What is being asked: Show all lines of the listing that hold the word "商品分类".

Data entries:
• • • • • • •
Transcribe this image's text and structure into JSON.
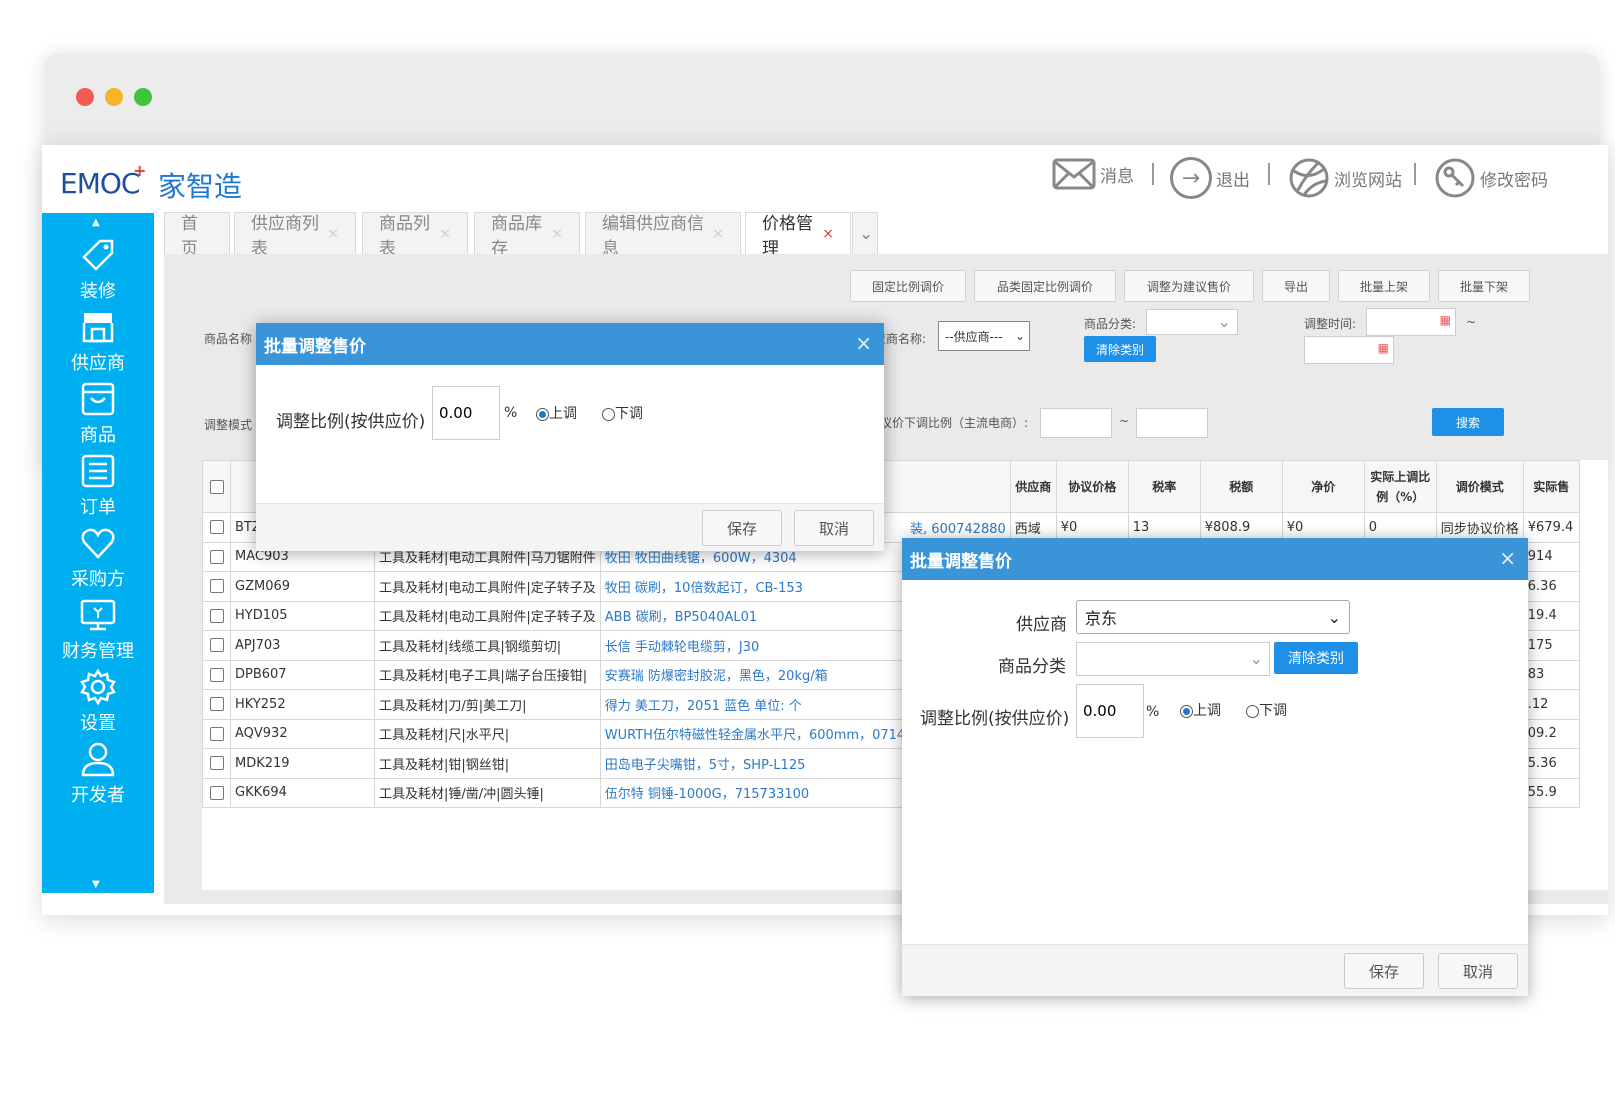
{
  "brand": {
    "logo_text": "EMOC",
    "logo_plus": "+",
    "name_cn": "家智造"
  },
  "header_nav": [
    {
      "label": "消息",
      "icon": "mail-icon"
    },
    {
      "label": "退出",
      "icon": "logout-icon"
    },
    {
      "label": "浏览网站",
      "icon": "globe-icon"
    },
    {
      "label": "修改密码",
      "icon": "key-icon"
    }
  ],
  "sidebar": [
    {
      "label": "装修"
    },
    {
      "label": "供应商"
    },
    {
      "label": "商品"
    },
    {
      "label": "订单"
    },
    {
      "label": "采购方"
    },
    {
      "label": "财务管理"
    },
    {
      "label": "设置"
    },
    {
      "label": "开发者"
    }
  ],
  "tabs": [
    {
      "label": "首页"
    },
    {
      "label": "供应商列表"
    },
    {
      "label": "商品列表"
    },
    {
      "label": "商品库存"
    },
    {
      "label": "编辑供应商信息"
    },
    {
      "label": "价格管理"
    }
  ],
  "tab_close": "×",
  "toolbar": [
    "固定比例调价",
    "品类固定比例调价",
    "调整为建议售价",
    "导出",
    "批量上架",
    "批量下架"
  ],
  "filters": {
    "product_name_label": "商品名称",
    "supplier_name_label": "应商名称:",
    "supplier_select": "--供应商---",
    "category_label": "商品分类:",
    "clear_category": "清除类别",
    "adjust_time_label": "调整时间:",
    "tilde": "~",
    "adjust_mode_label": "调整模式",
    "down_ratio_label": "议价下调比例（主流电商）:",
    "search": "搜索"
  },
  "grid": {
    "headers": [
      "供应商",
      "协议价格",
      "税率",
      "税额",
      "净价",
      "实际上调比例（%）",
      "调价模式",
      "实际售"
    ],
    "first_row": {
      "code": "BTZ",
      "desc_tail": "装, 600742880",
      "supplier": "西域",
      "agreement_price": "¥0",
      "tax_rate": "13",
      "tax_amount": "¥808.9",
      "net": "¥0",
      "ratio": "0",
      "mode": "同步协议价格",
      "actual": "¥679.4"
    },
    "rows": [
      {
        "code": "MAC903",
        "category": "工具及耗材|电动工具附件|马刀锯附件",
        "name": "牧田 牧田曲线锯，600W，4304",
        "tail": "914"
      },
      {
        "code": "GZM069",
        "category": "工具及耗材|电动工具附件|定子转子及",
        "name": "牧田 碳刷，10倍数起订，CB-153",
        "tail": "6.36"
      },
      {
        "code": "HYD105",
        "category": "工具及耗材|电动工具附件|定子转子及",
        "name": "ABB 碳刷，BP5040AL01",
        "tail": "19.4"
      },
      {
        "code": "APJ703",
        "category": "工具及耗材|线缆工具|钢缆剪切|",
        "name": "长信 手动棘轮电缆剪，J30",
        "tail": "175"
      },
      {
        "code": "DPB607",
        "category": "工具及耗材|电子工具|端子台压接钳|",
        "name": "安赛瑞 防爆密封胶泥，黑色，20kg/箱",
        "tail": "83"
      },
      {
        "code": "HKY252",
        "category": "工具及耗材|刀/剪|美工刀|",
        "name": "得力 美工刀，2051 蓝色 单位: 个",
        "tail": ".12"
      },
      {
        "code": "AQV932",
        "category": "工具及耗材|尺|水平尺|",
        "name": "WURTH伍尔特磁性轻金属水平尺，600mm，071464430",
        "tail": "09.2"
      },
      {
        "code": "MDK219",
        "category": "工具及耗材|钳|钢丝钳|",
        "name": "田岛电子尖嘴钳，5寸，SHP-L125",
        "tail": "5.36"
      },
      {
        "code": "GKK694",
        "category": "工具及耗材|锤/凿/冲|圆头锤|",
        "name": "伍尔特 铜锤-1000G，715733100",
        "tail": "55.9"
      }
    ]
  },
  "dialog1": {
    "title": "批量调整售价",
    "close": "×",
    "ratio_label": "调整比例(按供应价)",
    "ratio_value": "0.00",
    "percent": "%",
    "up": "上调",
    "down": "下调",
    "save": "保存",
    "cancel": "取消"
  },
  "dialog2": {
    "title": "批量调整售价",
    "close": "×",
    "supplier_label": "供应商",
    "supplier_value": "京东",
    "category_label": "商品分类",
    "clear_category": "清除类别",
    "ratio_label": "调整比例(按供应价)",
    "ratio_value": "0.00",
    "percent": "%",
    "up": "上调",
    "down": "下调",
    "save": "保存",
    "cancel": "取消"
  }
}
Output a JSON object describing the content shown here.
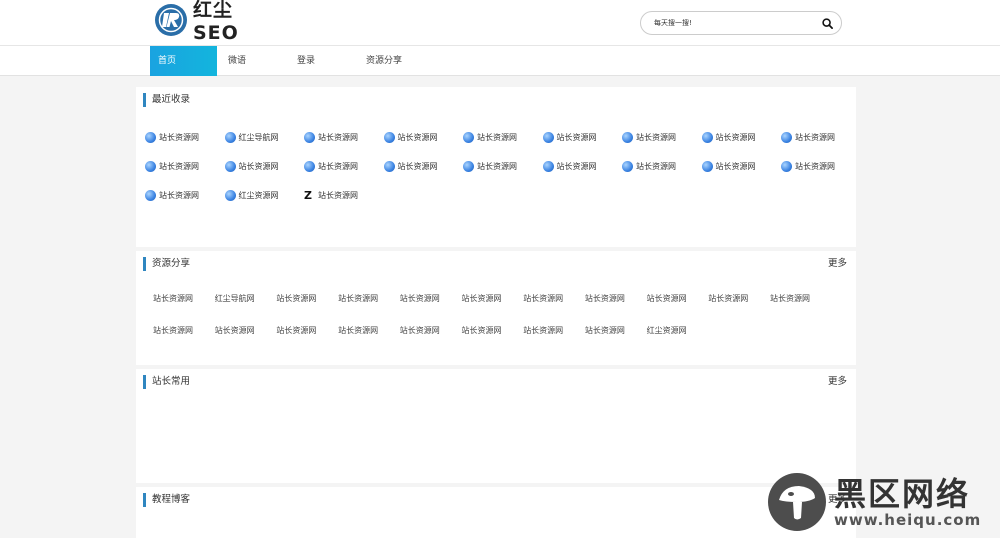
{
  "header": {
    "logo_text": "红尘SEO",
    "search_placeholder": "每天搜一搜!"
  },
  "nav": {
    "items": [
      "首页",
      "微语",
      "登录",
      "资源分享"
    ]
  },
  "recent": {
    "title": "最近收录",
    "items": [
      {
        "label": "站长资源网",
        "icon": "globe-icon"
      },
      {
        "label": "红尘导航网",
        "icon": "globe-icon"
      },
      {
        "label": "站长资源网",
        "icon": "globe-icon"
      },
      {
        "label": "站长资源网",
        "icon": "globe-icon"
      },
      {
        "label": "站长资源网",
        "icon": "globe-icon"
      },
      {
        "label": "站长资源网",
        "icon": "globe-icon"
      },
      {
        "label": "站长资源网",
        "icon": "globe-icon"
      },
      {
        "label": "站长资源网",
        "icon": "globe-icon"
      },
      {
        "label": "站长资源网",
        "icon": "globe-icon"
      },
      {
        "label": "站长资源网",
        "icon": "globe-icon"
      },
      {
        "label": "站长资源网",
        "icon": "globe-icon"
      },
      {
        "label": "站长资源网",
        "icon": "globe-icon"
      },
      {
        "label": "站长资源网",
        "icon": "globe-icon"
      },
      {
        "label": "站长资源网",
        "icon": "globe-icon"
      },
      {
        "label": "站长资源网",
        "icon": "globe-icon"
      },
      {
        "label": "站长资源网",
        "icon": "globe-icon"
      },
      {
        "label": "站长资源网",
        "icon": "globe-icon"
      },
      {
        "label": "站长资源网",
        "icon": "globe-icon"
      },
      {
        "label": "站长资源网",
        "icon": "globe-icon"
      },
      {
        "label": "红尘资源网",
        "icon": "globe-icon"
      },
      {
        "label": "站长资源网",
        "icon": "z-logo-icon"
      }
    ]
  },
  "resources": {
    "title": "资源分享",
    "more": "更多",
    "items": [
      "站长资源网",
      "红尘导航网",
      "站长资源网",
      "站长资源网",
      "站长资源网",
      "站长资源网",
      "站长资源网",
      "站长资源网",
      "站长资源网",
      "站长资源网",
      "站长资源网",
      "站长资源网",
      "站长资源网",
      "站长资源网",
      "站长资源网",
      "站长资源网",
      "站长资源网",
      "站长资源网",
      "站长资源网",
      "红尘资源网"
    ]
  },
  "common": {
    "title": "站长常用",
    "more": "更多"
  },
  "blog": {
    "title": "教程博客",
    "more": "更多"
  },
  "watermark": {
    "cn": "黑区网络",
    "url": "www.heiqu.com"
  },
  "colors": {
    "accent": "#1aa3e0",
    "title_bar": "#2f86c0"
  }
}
• • • • • • •
Output below:
    "category_label": "商品分类:",
    "category_label": "商品分类",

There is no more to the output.